(Saved data entries)
——————————
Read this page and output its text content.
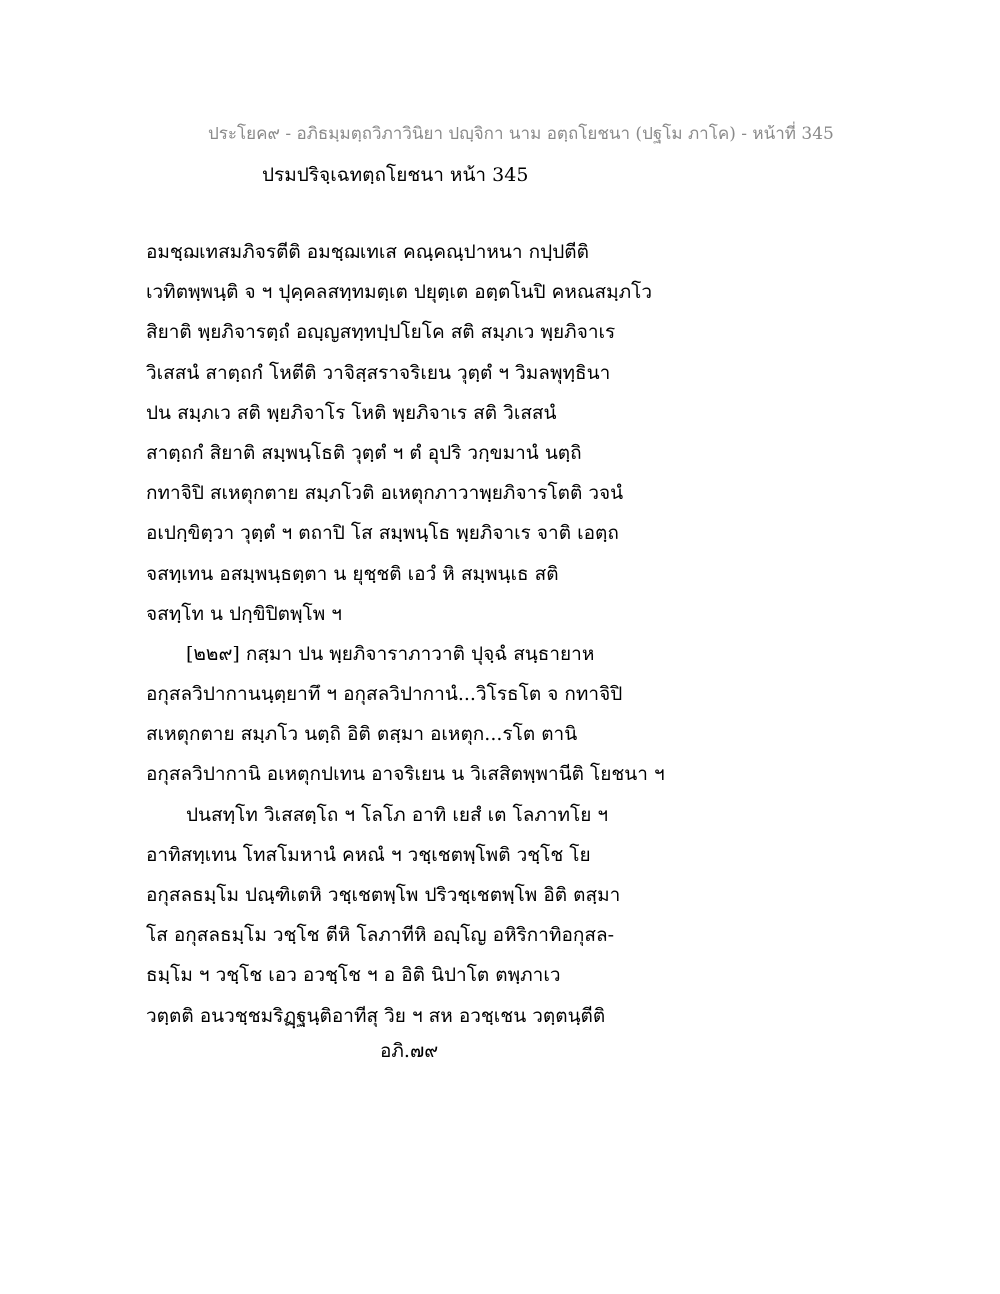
ประโยค๙ - อภิธมฺมตฺถวิภาวินิยา ปญฺจิกา นาม อตฺถโยชนา (ปฐโม ภาโค) - หน้าที่ 345
ปรมปริจฺเฉทตฺถโยชนา หน้า 345
อมชฺฌเทสมภิจรตีติ อมชฺฌเทเส คณฺคณฺปาหนา กปฺปตีติ
เวทิตพฺพนฺติ จ ฯ ปุคฺคลสทฺทมตฺเต ปยุตฺเต อตฺตโนปิ คหณสมฺภโว
สิยาติ พฺยภิจารตฺถํ อญฺญสทฺทปฺปโยโค สติ สมฺภเว พฺยภิจาเร
วิเสสนํ สาตฺถกํ โหตีติ วาจิสฺสราจริเยน วุตฺตํ ฯ วิมลพุทฺธินา
ปน สมฺภเว สติ พฺยภิจาโร โหติ พฺยภิจาเร สติ วิเสสนํ
สาตฺถกํ สิยาติ สมฺพนฺโธติ วุตฺตํ ฯ ตํ อุปริ วกฺขมานํ นตฺถิ
กทาจิปิ สเหตุกตาย สมฺภโวติ อเหตุกภาวาพฺยภิจารโตติ วจนํ
อเปกฺขิตฺวา วุตฺตํ ฯ ตถาปิ โส สมฺพนฺโธ พฺยภิจาเร จาติ เอตฺถ
จสทฺเทน อสมฺพนฺธตฺตา น ยุชฺชติ เอวํ หิ สมฺพนฺเธ สติ
จสทฺโท น ปกฺขิปิตพฺโพ ฯ
[๒๒๙] กสฺมา ปน พฺยภิจาราภาวาติ ปุจฺฉํ สนฺธายาห
อกุสลวิปากานนฺตฺยาทึ ฯ อกุสลวิปากานํ...วิโรธโต จ กทาจิปิ
สเหตุกตาย สมฺภโว นตฺถิ อิติ ตสฺมา อเหตุก...รโต ตานิ
อกุสลวิปากานิ อเหตุกปเทน อาจริเยน น วิเสสิตพฺพานีติ โยชนา ฯ
ปนสทฺโท วิเสสตฺโถ ฯ โลโภ อาทิ เยสํ เต โลภาทโย ฯ
อาทิสทฺเทน โทสโมหานํ คหณํ ฯ วชฺเชตพฺโพติ วชฺโช โย
อกุสลธมฺโม ปณฺฑิเตหิ วชฺเชตพฺโพ ปริวชฺเชตพฺโพ อิติ ตสฺมา
โส อกุสลธมฺโม วชฺโช ตีหิ โลภาทีหิ อญฺโญ อหิริกาทิอกุสล-
ธมฺโม ฯ วชฺโช เอว อวชฺโช ฯ อ อิติ นิปาโต ตพฺภาเว
วตฺตติ อนวชฺชมริฏฺฐนฺติอาทีสุ วิย ฯ สห อวชฺเชน วตฺตนฺตีติ
อภิ.๗๙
——————————
The records above must be printed exactly; the pictures stay out.

Read this page and output its text content.
ประโยค๙ - อภิธมฺมตฺถวิภาวินิยา ปญฺจิกา นาม อตฺถโยชนา (ปฐโม ภาโค) - หน้าที่ 345
ปรมปริจฺเฉทตฺถโยชนา หน้า 345
อมชฺฌเทสมภิจรตีติ อมชฺฌเทเส คณฺคณฺปาหนา กปฺปตีติ
เวทิตพฺพนฺติ จ ฯ ปุคฺคลสทฺทมตฺเต ปยุตฺเต อตฺตโนปิ คหณสมฺภโว
สิยาติ พฺยภิจารตฺถํ อญฺญสทฺทปฺปโยโค สติ สมฺภเว พฺยภิจาเร
วิเสสนํ สาตฺถกํ โหตีติ วาจิสฺสราจริเยน วุตฺตํ ฯ วิมลพุทฺธินา
ปน สมฺภเว สติ พฺยภิจาโร โหติ พฺยภิจาเร สติ วิเสสนํ
สาตฺถกํ สิยาติ สมฺพนฺโธติ วุตฺตํ ฯ ตํ อุปริ วกฺขมานํ นตฺถิ
กทาจิปิ สเหตุกตาย สมฺภโวติ อเหตุกภาวาพฺยภิจารโตติ วจนํ
อเปกฺขิตฺวา วุตฺตํ ฯ ตถาปิ โส สมฺพนฺโธ พฺยภิจาเร จาติ เอตฺถ
จสทฺเทน อสมฺพนฺธตฺตา น ยุชฺชติ เอวํ หิ สมฺพนฺเธ สติ
จสทฺโท น ปกฺขิปิตพฺโพ ฯ
[๒๒๙] กสฺมา ปน พฺยภิจาราภาวาติ ปุจฺฉํ สนฺธายาห
อกุสลวิปากานนฺตฺยาทึ ฯ อกุสลวิปากานํ...วิโรธโต จ กทาจิปิ
สเหตุกตาย สมฺภโว นตฺถิ อิติ ตสฺมา อเหตุก...รโต ตานิ
อกุสลวิปากานิ อเหตุกปเทน อาจริเยน น วิเสสิตพฺพานีติ โยชนา ฯ
ปนสทฺโท วิเสสตฺโถ ฯ โลโภ อาทิ เยสํ เต โลภาทโย ฯ
อาทิสทฺเทน โทสโมหานํ คหณํ ฯ วชฺเชตพฺโพติ วชฺโช โย
อกุสลธมฺโม ปณฺฑิเตหิ วชฺเชตพฺโพ ปริวชฺเชตพฺโพ อิติ ตสฺมา
โส อกุสลธมฺโม วชฺโช ตีหิ โลภาทีหิ อญฺโญ อหิริกาทิอกุสล-
ธมฺโม ฯ วชฺโช เอว อวชฺโช ฯ อ อิติ นิปาโต ตพฺภาเว
วตฺตติ อนวชฺชมริฏฺฐนฺติอาทีสุ วิย ฯ สห อวชฺเชน วตฺตนฺตีติ
อภิ.๗๙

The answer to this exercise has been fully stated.